Update the records from the line containing "cell-mom[interactable]: 2.9% —" through the line containing "cell-cum[interactable]: 10.8% — [505, 136, 593, 158]", swapping "row-month" for "row-period" and keeping everything else the same. Return only those lines.

====================

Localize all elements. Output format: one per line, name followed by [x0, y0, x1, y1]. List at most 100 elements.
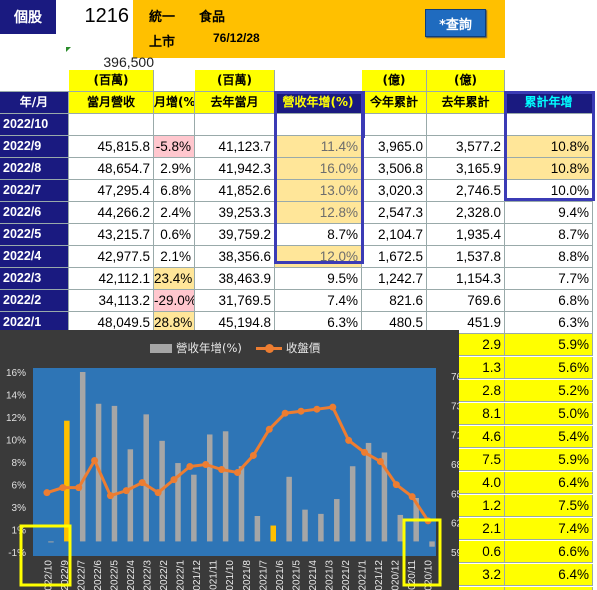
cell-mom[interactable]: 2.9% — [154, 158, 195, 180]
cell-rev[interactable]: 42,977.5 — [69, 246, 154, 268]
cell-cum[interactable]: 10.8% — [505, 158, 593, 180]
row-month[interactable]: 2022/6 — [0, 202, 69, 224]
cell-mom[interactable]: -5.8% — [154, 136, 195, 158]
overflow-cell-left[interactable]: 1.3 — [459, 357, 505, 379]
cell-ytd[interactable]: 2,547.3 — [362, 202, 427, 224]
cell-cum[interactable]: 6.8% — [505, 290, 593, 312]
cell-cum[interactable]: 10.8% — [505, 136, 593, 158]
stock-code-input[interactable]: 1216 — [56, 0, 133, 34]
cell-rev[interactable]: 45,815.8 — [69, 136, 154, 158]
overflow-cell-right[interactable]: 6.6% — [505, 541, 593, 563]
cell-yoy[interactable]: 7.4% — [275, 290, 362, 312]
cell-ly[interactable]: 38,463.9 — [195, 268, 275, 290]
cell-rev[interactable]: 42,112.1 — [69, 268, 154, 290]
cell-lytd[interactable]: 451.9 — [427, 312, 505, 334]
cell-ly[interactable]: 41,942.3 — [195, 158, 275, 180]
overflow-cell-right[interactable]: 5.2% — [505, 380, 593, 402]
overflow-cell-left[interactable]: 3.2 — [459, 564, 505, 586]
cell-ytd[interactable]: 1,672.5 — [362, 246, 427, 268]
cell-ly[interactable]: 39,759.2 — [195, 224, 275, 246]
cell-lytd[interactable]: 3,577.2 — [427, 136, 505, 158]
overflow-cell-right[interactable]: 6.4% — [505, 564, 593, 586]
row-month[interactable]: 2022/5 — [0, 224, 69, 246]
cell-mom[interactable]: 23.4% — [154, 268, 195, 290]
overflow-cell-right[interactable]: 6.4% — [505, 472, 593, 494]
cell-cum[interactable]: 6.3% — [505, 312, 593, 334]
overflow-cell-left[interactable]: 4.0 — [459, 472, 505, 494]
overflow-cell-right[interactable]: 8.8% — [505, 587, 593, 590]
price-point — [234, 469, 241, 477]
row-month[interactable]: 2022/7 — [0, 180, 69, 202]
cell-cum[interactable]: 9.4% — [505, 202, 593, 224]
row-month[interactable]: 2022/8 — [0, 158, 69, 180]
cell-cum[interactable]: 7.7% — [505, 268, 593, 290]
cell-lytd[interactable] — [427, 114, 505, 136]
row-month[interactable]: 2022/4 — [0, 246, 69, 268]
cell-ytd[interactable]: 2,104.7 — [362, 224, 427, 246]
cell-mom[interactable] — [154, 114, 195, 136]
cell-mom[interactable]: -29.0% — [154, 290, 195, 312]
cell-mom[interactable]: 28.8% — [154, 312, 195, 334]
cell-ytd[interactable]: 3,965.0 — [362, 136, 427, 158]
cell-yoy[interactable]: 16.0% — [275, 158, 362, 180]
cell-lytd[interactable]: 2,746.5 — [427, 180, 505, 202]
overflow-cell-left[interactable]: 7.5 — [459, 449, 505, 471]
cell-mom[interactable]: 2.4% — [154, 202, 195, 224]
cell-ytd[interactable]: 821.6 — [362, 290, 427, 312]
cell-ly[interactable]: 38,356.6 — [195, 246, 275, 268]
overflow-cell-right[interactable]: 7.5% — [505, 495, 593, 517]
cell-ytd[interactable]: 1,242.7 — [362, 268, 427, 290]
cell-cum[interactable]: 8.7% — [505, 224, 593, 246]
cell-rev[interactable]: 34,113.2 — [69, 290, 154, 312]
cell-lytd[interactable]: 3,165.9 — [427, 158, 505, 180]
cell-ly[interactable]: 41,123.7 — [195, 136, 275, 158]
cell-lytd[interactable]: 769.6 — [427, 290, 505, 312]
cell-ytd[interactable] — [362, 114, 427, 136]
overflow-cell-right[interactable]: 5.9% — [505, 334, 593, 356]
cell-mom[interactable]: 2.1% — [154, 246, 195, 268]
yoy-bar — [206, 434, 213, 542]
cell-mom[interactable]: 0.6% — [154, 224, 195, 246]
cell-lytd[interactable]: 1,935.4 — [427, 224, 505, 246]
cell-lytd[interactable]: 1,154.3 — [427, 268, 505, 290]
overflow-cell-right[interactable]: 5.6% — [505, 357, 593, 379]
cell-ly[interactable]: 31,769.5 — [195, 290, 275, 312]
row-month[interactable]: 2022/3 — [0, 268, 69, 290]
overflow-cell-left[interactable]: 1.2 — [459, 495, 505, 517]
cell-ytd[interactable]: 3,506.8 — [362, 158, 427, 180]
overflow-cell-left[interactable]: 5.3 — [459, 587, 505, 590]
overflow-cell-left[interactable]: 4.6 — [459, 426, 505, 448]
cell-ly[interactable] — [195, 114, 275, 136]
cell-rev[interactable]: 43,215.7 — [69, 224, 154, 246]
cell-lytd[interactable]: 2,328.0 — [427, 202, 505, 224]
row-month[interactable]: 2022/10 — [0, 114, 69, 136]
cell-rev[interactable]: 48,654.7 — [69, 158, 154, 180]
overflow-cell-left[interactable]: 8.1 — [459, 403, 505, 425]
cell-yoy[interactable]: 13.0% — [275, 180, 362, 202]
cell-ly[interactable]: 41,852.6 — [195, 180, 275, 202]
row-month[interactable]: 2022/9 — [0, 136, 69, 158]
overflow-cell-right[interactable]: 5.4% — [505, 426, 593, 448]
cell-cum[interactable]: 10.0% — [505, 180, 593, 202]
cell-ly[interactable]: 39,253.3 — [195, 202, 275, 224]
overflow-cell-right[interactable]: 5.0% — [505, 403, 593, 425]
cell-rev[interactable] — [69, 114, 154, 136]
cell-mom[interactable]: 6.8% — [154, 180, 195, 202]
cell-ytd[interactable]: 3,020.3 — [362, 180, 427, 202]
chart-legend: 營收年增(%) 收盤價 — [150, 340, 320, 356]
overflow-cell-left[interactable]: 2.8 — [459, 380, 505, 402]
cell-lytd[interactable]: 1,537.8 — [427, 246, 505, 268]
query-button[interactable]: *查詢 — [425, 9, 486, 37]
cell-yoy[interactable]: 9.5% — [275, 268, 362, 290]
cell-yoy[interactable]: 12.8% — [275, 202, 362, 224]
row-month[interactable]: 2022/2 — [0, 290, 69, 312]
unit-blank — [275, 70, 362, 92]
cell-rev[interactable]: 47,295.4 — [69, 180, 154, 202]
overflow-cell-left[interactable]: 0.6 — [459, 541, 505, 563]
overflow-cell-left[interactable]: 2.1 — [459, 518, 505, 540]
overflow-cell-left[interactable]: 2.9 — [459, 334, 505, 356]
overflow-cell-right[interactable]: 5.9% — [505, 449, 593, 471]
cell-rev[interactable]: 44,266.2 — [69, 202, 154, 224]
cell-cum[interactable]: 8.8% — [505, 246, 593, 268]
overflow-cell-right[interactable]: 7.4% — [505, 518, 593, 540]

====================

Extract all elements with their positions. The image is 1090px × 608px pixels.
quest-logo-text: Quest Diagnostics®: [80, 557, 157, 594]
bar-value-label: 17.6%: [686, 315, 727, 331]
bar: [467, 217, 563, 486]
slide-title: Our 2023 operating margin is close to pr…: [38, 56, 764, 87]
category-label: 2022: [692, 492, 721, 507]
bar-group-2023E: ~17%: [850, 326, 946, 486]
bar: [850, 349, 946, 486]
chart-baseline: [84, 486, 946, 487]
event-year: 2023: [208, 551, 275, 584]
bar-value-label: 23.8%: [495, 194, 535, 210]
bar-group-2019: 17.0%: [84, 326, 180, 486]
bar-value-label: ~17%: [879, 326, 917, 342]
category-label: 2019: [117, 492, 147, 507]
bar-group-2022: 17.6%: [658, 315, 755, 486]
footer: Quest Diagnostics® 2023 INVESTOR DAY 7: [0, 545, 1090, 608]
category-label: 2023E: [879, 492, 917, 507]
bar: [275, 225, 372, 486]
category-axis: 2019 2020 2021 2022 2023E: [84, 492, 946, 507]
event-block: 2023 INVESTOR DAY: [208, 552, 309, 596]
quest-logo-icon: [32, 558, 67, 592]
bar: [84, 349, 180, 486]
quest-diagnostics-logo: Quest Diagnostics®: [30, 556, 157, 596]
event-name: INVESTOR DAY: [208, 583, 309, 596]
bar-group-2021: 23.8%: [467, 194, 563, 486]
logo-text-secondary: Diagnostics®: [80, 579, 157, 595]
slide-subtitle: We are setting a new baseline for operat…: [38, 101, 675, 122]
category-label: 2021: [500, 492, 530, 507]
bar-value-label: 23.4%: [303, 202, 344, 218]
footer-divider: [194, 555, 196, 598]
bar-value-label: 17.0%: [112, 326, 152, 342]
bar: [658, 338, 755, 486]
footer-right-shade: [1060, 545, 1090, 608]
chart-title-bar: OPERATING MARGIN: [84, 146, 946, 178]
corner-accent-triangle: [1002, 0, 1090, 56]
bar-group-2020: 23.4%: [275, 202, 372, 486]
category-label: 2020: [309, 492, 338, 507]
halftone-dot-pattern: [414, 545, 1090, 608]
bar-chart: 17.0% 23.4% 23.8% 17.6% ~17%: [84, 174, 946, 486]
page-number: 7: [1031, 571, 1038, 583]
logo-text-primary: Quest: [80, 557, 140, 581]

====================

EXPECTED OUTPUT:
cell-mom[interactable]: 2.9% — [154, 158, 195, 180]
cell-rev[interactable]: 42,977.5 — [69, 246, 154, 268]
cell-cum[interactable]: 10.8% — [505, 158, 593, 180]
row-period[interactable]: 2022/6 — [0, 202, 69, 224]
cell-mom[interactable]: -5.8% — [154, 136, 195, 158]
overflow-cell-left[interactable]: 1.3 — [459, 357, 505, 379]
cell-ytd[interactable]: 2,547.3 — [362, 202, 427, 224]
cell-cum[interactable]: 6.8% — [505, 290, 593, 312]
cell-cum[interactable]: 10.8% — [505, 136, 593, 158]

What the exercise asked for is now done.